Instructions to follow: Leaving out the pictures, retype all the material exactly.
·····
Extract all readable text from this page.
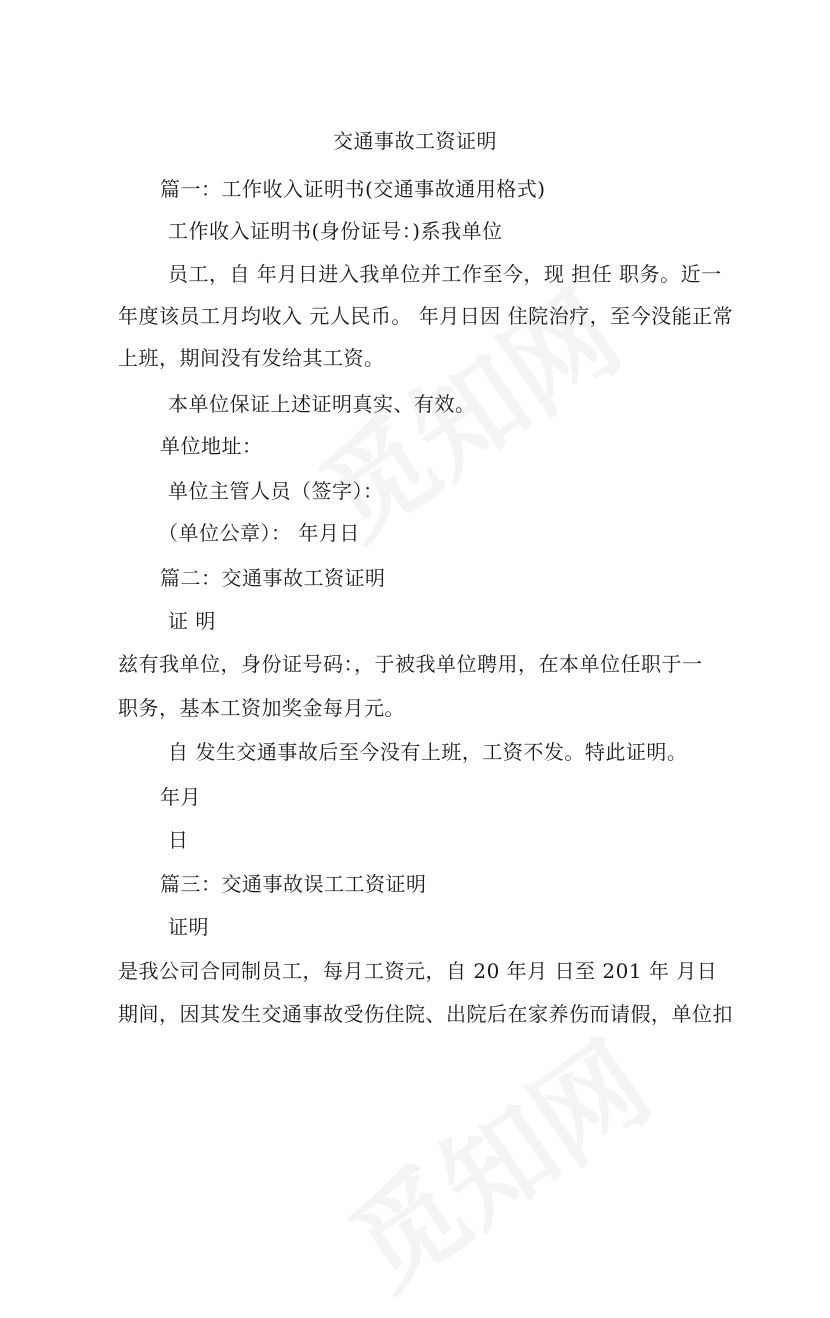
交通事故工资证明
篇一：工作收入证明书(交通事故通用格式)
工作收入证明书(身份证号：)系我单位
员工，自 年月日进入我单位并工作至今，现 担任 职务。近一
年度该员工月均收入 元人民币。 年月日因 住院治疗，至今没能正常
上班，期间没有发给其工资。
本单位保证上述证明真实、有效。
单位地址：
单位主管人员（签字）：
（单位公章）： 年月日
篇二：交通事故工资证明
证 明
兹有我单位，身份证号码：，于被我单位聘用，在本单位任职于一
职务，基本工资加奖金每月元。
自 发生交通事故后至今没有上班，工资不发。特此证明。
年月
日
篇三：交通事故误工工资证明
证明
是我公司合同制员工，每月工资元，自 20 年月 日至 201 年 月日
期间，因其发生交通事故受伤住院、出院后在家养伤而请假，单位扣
·····
Result of this task:
Extract all readable text from this page.
交通事故工资证明
篇一：工作收入证明书(交通事故通用格式)
工作收入证明书(身份证号：)系我单位
员工，自 年月日进入我单位并工作至今，现 担任 职务。近一
年度该员工月均收入 元人民币。 年月日因 住院治疗，至今没能正常
上班，期间没有发给其工资。
本单位保证上述证明真实、有效。
单位地址：
单位主管人员（签字）：
（单位公章）： 年月日
篇二：交通事故工资证明
证 明
兹有我单位，身份证号码：，于被我单位聘用，在本单位任职于一
职务，基本工资加奖金每月元。
自 发生交通事故后至今没有上班，工资不发。特此证明。
年月
日
篇三：交通事故误工工资证明
证明
是我公司合同制员工，每月工资元，自 20 年月 日至 201 年 月日
期间，因其发生交通事故受伤住院、出院后在家养伤而请假，单位扣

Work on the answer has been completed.